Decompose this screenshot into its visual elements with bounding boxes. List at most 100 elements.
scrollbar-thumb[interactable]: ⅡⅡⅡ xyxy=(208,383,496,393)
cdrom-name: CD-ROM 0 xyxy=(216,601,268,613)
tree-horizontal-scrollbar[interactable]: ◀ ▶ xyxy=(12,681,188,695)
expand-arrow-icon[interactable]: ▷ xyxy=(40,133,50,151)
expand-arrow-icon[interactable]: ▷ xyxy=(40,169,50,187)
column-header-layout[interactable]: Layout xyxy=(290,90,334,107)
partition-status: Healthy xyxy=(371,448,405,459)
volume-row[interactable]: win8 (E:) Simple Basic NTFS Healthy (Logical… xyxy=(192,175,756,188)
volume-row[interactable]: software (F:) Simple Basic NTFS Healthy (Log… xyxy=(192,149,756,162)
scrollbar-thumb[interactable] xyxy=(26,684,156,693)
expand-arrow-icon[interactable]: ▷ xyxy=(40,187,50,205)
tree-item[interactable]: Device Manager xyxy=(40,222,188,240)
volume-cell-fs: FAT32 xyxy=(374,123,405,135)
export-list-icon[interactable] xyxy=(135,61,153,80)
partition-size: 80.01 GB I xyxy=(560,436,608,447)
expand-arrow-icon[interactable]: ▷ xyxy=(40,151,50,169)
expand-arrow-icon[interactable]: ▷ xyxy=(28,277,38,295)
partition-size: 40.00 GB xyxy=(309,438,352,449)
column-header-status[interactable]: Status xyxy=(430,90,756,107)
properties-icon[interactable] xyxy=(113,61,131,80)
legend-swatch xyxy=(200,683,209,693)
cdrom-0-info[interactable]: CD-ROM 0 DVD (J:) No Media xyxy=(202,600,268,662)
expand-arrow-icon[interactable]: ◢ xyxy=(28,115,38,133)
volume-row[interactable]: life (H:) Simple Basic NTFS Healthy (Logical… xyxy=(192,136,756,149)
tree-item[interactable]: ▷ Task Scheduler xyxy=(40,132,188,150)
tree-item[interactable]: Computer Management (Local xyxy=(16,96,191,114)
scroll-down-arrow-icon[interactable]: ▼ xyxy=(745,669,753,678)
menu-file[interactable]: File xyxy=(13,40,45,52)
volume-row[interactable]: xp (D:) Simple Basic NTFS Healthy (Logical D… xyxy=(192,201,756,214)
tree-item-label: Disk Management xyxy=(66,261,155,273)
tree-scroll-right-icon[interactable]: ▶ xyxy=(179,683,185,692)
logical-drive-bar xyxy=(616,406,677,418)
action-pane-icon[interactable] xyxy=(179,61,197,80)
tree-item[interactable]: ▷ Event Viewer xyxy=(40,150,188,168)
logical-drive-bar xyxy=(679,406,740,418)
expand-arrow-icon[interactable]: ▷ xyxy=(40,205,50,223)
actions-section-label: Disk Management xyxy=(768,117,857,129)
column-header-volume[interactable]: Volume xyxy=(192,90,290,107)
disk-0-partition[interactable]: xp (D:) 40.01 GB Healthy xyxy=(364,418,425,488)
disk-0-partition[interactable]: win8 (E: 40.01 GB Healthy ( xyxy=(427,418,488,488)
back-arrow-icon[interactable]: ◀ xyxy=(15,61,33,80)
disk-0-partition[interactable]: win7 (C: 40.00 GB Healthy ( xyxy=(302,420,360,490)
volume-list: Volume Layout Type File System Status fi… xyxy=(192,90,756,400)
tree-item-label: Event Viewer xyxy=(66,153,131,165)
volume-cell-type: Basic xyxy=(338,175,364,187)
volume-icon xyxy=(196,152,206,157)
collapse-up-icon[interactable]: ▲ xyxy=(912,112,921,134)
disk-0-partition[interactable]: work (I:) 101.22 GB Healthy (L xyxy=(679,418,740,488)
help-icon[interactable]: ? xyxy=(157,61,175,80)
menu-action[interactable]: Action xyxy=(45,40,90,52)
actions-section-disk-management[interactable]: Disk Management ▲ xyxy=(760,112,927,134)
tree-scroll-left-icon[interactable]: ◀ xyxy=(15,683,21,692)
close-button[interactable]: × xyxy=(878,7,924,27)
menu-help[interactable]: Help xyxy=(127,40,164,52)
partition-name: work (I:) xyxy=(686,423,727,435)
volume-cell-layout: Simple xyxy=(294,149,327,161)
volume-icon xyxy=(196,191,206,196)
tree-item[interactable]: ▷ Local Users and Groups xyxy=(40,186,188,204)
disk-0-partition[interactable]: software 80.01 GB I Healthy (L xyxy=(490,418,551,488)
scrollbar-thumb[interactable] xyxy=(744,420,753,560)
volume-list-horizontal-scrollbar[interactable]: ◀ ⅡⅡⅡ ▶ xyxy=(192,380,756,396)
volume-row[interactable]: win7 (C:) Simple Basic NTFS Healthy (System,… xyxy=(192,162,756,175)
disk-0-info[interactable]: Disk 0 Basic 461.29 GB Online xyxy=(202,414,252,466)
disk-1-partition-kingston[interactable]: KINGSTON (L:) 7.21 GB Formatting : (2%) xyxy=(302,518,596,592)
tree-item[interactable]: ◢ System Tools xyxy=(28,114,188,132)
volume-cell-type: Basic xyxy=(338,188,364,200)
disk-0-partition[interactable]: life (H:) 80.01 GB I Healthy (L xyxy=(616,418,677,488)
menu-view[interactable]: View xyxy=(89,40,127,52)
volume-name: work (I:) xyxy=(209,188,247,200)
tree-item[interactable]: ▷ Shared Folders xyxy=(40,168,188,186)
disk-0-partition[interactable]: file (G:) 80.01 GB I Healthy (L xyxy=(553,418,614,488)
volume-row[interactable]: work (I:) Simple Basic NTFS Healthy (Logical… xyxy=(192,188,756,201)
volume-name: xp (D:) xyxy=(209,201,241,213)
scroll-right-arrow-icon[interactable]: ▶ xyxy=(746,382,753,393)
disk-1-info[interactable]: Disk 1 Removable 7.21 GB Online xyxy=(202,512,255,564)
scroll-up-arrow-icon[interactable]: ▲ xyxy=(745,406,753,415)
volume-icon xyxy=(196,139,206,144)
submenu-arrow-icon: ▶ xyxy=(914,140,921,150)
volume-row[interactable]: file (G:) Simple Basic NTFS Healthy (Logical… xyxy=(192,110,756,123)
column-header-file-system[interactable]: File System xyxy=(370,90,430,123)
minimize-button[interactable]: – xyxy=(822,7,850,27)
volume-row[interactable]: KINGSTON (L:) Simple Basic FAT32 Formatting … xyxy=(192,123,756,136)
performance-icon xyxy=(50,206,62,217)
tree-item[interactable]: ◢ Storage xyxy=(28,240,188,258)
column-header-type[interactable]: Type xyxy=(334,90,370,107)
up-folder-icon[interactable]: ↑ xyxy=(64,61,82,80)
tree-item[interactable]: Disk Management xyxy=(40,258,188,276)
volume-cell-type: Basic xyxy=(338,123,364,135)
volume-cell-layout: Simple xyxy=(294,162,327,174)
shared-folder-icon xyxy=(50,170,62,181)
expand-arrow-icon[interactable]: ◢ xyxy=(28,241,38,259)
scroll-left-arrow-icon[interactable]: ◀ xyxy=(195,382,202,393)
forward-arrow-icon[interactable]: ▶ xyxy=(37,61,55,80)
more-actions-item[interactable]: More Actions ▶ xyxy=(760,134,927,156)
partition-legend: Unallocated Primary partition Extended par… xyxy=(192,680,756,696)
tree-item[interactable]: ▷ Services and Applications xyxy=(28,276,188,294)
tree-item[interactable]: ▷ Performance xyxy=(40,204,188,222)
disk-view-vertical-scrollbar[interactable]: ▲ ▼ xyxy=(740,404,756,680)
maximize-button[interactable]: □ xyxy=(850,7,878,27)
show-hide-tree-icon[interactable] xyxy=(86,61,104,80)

* * * * *

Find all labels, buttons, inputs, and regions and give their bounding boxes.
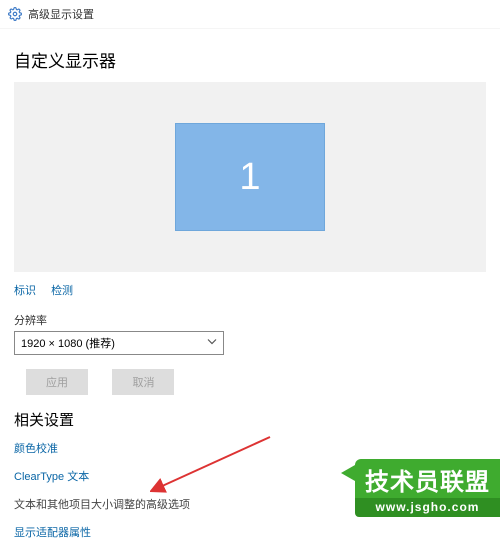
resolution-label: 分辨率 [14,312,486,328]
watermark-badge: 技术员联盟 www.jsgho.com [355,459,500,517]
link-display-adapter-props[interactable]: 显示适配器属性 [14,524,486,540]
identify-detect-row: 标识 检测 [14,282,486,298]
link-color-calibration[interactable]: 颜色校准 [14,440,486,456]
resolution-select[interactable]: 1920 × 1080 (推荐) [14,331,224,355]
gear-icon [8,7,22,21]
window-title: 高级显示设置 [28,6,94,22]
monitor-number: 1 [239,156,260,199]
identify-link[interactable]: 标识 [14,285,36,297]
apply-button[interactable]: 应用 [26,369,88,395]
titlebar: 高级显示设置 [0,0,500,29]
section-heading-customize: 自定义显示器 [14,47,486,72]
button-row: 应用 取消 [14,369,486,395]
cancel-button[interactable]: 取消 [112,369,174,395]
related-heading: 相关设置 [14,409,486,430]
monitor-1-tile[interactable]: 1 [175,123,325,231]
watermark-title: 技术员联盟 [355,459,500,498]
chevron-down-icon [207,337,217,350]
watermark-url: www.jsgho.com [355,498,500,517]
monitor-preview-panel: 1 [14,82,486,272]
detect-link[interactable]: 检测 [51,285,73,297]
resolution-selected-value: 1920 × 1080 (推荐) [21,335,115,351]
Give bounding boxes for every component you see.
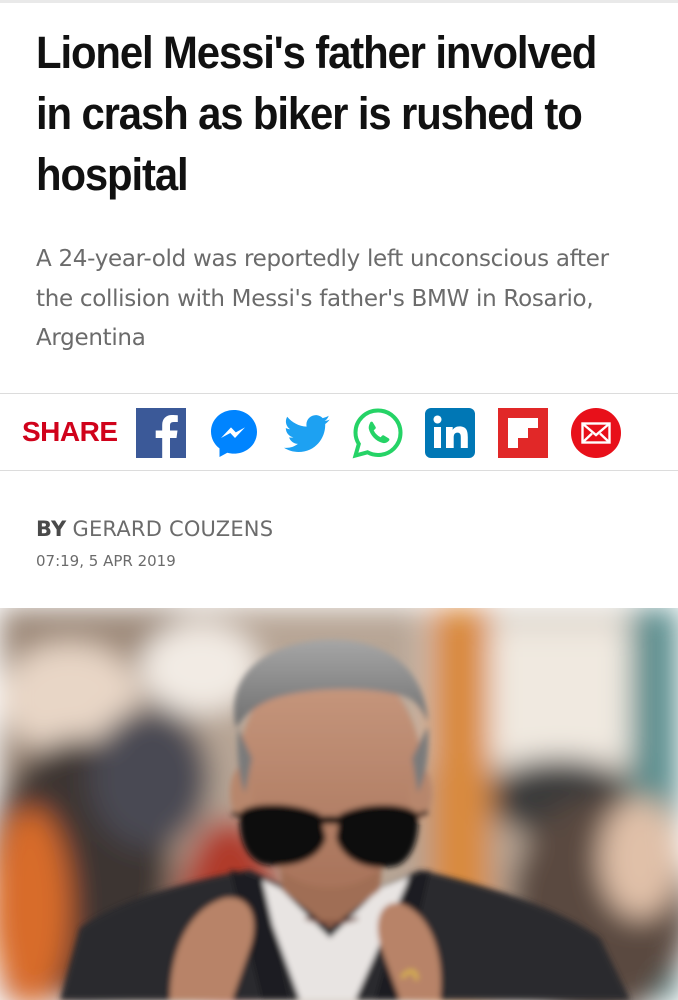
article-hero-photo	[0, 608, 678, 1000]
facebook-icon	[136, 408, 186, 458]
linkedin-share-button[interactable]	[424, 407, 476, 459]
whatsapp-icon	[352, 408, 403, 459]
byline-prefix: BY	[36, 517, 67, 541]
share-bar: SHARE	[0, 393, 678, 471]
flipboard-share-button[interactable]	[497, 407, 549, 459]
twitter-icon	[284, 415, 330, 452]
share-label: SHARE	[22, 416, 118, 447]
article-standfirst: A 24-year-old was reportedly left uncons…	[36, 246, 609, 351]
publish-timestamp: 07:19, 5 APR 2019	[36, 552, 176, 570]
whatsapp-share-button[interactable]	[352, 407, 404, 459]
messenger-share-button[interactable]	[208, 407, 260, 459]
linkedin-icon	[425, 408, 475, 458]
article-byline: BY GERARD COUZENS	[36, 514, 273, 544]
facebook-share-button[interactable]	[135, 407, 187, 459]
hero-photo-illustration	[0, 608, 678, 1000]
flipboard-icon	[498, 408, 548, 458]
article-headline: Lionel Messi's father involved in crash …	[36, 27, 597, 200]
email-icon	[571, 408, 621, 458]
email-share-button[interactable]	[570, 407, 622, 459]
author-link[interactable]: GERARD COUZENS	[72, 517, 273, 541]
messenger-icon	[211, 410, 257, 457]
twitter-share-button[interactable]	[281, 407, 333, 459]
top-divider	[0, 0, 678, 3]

* * * * *

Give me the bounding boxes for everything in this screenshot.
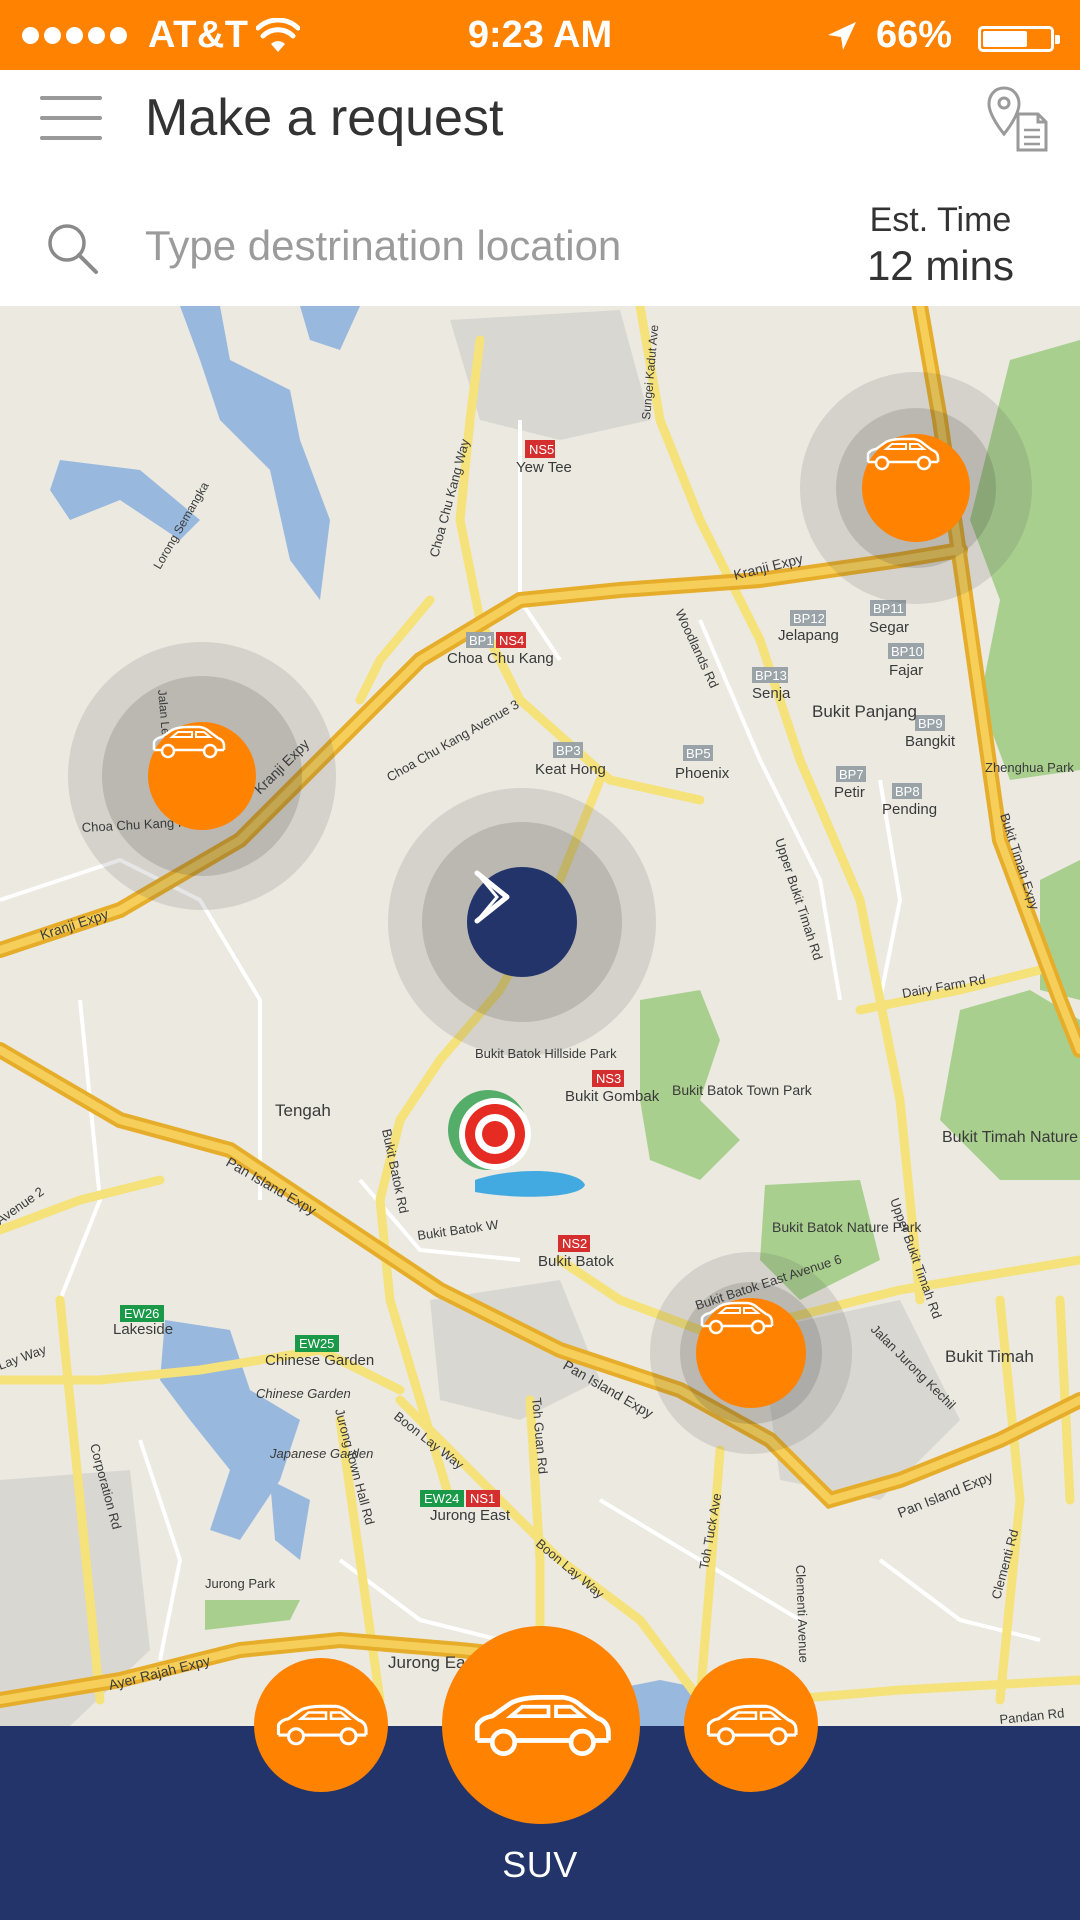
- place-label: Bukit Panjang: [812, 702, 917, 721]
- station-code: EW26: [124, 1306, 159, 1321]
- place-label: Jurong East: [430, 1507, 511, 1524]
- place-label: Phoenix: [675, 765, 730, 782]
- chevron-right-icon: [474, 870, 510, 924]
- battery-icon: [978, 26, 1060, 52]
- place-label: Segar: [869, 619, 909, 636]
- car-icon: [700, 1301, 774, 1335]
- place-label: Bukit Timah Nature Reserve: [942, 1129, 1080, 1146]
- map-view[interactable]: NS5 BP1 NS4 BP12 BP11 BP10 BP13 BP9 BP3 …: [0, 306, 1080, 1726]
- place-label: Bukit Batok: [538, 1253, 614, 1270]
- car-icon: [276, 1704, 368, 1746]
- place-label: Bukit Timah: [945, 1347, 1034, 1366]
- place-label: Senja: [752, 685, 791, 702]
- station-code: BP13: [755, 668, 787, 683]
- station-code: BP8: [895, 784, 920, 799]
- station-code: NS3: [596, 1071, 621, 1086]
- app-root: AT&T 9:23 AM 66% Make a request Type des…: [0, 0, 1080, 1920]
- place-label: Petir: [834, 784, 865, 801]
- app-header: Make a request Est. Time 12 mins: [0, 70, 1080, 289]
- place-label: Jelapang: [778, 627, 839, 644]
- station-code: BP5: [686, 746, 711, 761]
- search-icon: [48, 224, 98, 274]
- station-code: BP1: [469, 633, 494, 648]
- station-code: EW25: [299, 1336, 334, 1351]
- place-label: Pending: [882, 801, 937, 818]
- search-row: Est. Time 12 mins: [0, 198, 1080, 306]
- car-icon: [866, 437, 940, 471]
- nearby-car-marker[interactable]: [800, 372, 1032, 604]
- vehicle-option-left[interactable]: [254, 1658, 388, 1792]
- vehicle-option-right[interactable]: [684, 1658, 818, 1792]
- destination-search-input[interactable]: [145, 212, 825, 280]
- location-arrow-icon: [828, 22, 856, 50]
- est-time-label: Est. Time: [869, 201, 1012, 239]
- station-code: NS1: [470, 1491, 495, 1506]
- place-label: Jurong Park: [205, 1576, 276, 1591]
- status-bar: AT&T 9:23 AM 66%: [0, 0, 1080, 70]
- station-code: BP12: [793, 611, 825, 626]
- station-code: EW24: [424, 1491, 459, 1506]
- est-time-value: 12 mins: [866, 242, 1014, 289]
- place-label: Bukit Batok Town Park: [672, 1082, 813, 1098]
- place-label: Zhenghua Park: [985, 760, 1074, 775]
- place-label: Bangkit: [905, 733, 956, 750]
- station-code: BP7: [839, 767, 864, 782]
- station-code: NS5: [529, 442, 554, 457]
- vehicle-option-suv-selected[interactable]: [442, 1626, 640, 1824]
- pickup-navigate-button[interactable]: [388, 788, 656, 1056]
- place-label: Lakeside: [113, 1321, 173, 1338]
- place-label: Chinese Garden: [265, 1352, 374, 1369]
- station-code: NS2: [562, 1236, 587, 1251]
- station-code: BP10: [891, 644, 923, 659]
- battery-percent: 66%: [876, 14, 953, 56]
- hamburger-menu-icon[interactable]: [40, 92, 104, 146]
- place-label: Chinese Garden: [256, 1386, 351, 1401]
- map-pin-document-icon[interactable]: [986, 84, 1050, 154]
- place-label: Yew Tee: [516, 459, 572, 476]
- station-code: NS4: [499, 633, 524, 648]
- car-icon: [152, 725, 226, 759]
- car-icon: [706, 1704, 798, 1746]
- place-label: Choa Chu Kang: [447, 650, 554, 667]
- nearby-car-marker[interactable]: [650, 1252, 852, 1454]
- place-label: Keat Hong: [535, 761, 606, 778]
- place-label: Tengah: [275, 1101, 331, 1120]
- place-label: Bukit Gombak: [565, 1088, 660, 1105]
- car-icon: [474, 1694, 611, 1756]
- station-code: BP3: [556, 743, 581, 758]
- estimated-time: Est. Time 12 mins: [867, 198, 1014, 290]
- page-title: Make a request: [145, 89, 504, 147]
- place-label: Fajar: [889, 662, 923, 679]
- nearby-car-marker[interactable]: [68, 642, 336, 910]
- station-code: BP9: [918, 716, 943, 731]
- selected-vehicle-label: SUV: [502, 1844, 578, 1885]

* * * * *

[TASK BRIEF] Transcribe verbatim every item from the line containing "Decompose this screenshot" through the line containing "column-header-layout[interactable]: Layout xyxy=(290,90,334,107)", inclusive, and nothing else.

[RESPONSE TO THIS TASK]
Decompose this screenshot into its visual elements with bounding boxes. List at most 100 elements.
scrollbar-thumb[interactable]: ⅡⅡⅡ xyxy=(208,383,496,393)
cdrom-name: CD-ROM 0 xyxy=(216,601,268,613)
tree-horizontal-scrollbar[interactable]: ◀ ▶ xyxy=(12,681,188,695)
expand-arrow-icon[interactable]: ▷ xyxy=(40,133,50,151)
expand-arrow-icon[interactable]: ▷ xyxy=(40,169,50,187)
column-header-layout[interactable]: Layout xyxy=(290,90,334,107)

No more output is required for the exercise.